• **WHAT THIS TASK INVOLVES**: How many lines of the entries below include the word "likely"? Answer with the number alone.

[Start of SUPPLIED RECORDS]

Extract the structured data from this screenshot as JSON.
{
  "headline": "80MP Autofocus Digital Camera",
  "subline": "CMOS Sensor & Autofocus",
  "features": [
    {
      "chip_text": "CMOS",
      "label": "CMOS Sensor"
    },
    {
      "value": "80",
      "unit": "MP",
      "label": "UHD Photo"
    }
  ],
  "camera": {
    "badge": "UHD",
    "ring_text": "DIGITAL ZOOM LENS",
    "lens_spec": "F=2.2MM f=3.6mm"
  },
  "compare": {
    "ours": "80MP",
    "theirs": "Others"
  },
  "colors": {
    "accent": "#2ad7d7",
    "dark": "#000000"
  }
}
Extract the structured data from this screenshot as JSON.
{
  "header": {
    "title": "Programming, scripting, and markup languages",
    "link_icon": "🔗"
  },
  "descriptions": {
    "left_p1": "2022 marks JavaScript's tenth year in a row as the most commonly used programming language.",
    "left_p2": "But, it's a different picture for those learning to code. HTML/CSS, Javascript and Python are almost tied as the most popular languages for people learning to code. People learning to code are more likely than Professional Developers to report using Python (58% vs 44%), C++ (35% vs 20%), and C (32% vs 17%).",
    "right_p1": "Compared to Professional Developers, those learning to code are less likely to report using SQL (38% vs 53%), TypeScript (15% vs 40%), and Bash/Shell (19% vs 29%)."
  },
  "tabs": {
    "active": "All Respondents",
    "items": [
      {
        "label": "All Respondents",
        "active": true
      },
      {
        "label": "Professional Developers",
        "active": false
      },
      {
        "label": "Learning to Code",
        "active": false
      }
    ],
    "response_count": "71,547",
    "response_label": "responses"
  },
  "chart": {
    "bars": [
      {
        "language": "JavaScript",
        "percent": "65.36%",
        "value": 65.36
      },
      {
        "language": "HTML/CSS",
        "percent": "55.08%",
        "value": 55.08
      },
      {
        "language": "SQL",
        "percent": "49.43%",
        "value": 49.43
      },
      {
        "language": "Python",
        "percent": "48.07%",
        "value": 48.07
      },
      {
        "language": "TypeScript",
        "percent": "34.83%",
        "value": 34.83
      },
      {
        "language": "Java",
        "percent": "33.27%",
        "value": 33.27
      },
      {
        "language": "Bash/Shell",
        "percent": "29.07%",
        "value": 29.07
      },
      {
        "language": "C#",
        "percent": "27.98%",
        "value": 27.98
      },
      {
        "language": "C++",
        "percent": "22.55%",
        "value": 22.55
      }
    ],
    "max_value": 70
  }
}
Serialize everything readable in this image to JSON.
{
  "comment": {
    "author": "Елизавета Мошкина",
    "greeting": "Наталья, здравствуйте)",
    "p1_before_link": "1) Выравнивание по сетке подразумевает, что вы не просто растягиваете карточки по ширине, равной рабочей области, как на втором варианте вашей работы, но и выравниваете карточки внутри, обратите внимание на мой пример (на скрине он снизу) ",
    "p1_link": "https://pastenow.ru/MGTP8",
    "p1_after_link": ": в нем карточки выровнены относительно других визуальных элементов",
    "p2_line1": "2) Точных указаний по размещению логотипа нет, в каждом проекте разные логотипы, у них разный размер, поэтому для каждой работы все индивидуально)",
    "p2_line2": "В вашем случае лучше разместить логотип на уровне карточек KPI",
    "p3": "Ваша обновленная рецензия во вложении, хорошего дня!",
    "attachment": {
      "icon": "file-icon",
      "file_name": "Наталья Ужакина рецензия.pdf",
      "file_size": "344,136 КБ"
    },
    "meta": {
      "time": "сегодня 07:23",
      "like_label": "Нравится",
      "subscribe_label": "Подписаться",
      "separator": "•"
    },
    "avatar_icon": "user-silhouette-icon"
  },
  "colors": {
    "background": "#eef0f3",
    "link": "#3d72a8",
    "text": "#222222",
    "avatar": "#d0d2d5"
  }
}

[End of SUPPLIED RECORDS]

• **OUTPUT FOR THIS TASK**: 2